Count the lines in the data below where the string "stores" occurs, please, and give the number alone.
-- start DATA IN THIS EXERCISE --
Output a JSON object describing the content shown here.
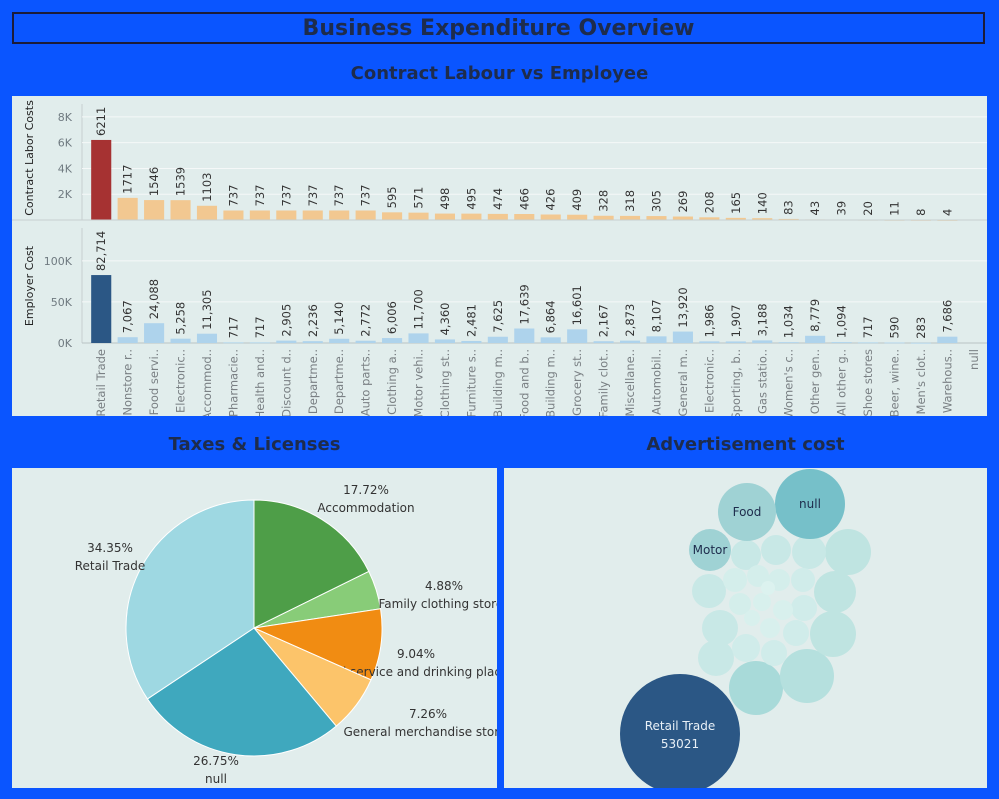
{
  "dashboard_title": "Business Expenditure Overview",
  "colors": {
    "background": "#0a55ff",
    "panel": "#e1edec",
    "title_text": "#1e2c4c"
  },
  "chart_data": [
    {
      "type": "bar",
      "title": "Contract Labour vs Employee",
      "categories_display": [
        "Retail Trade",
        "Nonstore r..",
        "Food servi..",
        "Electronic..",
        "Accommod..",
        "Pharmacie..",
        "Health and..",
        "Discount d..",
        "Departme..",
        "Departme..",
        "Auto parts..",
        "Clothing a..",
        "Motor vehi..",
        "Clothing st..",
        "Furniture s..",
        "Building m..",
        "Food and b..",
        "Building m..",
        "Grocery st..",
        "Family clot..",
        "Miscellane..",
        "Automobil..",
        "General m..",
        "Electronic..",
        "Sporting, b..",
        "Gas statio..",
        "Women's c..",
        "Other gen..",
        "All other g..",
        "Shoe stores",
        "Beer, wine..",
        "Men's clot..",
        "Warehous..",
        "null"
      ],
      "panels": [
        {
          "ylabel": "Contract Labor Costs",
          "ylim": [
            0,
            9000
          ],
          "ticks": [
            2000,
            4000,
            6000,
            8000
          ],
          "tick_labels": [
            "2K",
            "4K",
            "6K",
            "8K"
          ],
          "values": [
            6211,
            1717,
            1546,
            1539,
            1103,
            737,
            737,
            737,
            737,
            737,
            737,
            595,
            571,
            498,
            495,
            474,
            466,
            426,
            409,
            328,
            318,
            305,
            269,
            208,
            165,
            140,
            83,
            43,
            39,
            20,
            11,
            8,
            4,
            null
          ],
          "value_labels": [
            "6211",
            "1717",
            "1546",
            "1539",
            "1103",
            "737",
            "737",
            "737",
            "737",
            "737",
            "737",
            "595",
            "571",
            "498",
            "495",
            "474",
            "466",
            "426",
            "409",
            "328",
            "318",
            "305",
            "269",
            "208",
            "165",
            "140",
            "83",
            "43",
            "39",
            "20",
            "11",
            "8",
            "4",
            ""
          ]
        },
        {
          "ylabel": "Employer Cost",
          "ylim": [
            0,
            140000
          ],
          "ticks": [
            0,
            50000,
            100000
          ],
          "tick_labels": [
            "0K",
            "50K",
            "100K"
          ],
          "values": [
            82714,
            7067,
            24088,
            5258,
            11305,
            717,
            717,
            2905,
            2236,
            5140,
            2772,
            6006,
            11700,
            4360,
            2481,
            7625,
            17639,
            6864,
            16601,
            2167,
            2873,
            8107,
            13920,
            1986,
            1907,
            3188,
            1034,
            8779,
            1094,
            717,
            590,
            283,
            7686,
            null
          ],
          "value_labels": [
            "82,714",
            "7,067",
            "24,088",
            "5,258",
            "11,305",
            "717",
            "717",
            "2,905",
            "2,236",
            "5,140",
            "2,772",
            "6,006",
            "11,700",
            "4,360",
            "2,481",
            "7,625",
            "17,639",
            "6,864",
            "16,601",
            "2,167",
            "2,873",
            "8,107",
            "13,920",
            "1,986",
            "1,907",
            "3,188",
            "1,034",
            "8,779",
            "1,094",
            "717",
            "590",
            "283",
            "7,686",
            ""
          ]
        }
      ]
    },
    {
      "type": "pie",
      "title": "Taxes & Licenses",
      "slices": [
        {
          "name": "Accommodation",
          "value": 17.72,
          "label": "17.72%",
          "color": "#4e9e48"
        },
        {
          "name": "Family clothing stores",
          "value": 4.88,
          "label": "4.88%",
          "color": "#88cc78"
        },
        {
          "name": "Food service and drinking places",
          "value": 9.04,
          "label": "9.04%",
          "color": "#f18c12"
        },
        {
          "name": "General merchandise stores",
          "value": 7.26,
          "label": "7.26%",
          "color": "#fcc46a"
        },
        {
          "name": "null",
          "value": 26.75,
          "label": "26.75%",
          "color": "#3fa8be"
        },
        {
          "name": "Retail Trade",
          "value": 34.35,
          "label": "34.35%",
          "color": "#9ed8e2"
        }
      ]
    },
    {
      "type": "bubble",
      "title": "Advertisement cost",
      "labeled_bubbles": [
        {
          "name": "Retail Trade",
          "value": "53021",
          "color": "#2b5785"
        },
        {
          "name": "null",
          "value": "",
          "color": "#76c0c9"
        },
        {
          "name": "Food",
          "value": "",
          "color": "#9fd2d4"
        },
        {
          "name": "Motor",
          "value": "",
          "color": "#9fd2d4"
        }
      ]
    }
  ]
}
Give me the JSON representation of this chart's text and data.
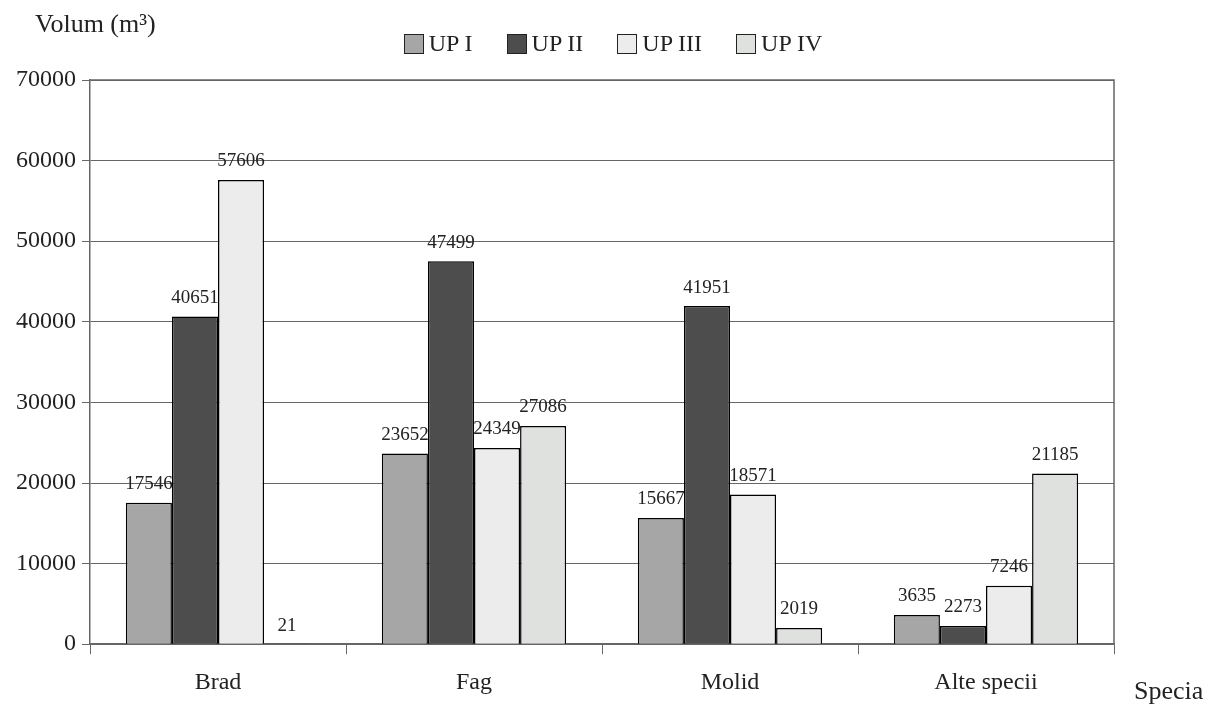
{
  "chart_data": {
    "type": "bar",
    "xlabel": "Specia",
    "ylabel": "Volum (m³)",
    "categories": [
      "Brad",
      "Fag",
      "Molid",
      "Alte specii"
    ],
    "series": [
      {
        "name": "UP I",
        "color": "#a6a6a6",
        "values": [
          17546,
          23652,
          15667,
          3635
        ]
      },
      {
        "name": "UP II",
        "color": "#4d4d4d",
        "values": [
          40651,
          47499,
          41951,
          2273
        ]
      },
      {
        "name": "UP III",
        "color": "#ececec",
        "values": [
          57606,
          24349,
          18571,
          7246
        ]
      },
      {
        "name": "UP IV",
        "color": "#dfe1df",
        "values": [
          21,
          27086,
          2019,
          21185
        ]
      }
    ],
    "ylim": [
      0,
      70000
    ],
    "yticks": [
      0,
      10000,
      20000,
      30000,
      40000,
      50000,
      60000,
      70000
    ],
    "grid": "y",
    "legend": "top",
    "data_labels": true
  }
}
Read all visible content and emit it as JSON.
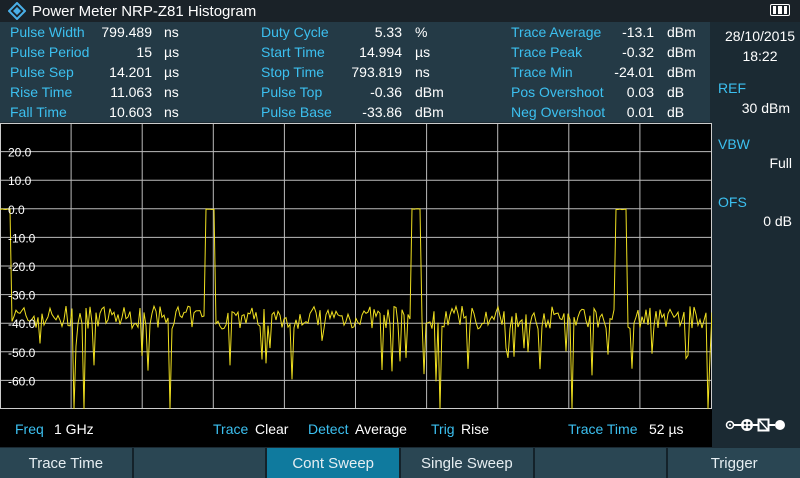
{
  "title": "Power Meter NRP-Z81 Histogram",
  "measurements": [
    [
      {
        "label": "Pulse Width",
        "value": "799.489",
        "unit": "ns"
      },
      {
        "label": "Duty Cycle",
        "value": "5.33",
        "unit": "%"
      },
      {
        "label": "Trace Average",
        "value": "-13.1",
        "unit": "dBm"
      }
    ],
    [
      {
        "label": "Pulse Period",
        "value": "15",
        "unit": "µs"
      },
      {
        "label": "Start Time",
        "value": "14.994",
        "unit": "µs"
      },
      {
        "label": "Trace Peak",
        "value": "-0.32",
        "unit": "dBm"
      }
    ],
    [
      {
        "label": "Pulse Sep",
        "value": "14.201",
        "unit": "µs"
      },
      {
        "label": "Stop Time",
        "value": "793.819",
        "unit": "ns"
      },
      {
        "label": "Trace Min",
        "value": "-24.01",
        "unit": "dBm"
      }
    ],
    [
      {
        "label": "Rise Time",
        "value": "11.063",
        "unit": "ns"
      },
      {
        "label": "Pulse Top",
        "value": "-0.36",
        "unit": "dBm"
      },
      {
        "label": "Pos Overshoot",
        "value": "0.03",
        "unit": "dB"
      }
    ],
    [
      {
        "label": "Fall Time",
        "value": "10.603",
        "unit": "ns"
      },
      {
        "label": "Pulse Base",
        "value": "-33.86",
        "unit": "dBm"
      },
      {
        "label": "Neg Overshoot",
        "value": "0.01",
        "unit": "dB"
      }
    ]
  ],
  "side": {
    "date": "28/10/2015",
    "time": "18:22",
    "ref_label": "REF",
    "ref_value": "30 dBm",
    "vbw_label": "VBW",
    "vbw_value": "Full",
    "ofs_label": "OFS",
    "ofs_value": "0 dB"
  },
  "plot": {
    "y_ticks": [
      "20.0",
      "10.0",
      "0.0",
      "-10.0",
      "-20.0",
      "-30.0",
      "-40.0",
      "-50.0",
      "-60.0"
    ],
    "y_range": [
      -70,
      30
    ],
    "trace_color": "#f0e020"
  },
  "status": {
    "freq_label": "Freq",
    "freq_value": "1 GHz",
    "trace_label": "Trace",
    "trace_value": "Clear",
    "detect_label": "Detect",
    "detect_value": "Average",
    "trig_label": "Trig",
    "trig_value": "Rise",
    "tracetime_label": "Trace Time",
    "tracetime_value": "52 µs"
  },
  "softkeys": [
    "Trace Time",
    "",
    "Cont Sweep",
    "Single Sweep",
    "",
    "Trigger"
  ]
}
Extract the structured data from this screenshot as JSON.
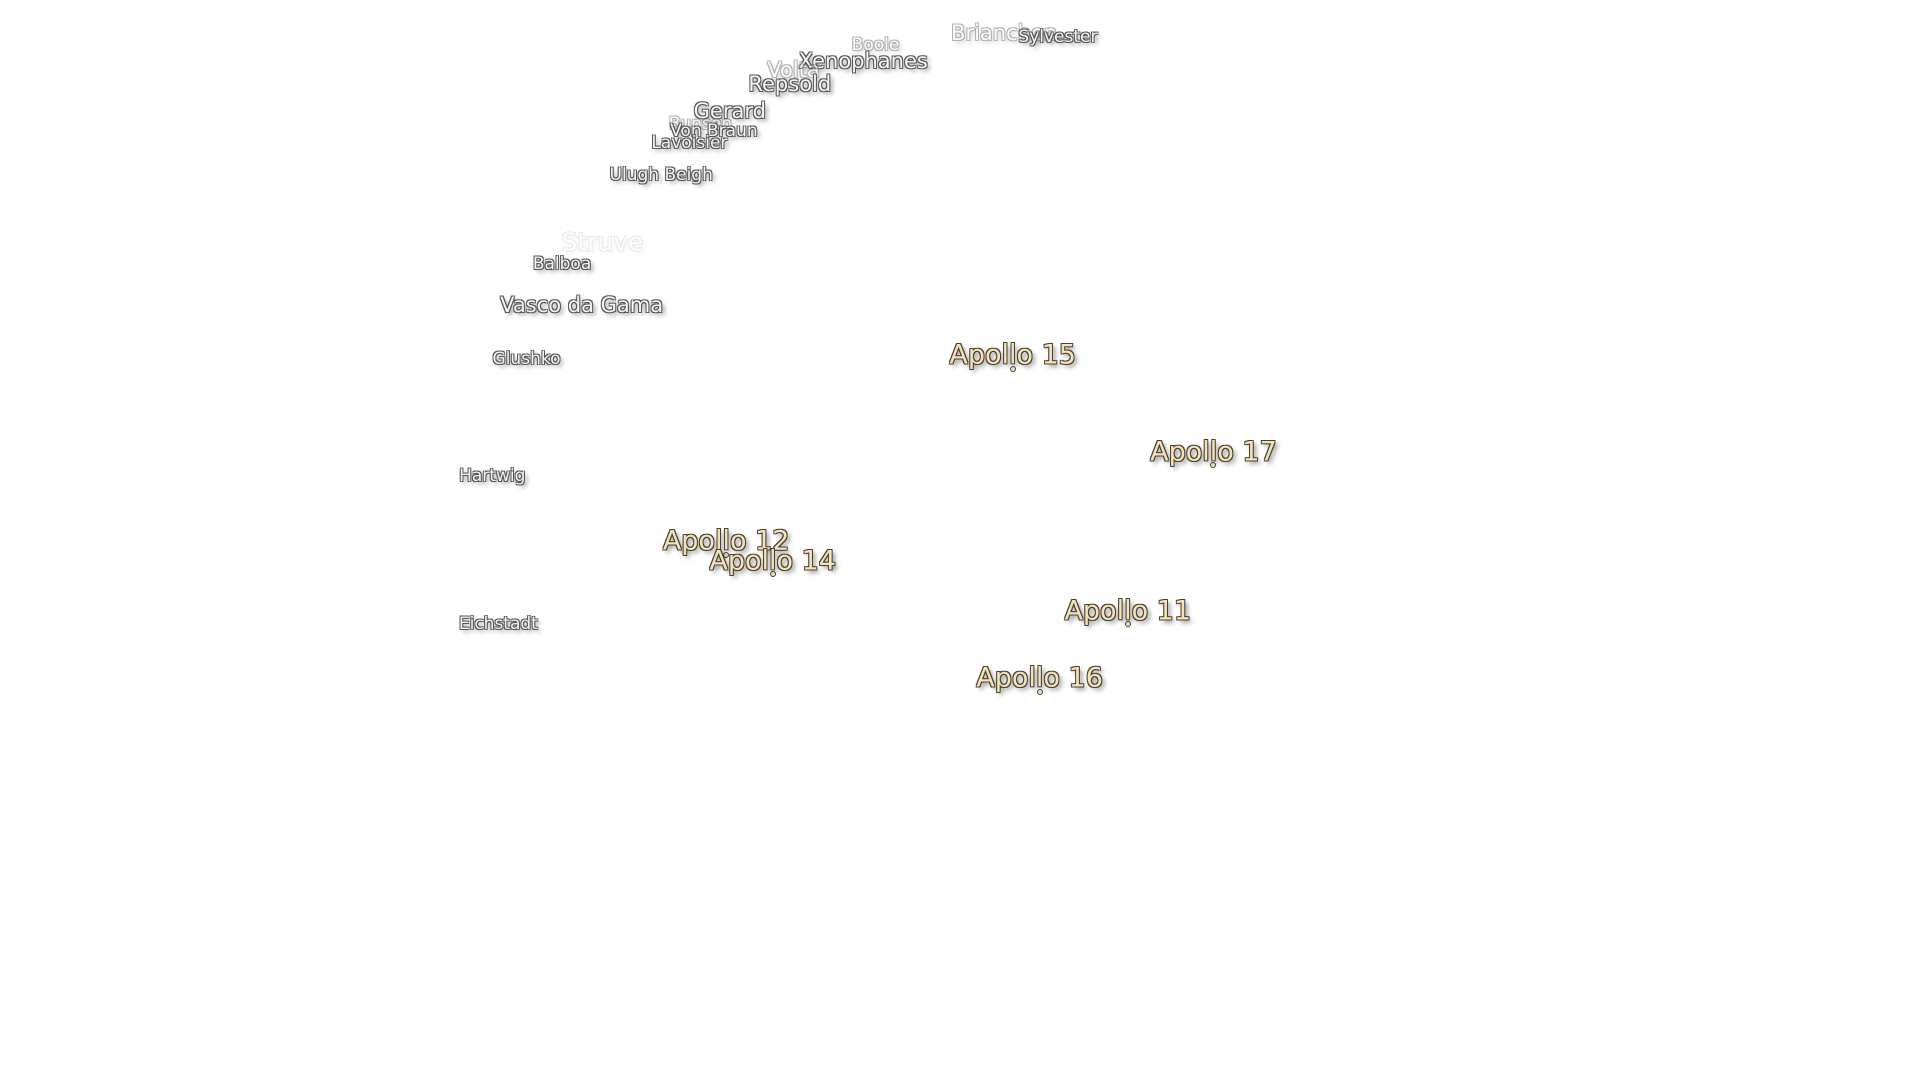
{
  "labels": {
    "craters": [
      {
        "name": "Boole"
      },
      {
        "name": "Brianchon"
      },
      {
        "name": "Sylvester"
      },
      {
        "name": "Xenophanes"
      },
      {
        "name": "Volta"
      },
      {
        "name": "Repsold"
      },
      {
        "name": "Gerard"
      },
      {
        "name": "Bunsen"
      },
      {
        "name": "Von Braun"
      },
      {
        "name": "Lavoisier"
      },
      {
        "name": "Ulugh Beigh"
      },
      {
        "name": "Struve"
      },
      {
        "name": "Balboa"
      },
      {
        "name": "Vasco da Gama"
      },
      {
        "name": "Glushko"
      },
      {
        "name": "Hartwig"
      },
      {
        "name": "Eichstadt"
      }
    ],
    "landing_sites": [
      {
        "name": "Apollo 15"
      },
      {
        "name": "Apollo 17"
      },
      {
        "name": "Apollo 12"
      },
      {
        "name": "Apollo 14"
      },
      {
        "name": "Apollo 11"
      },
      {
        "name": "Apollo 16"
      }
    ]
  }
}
-- end DATA IN THIS EXERCISE --
#### REPLY TO THE TASK:
3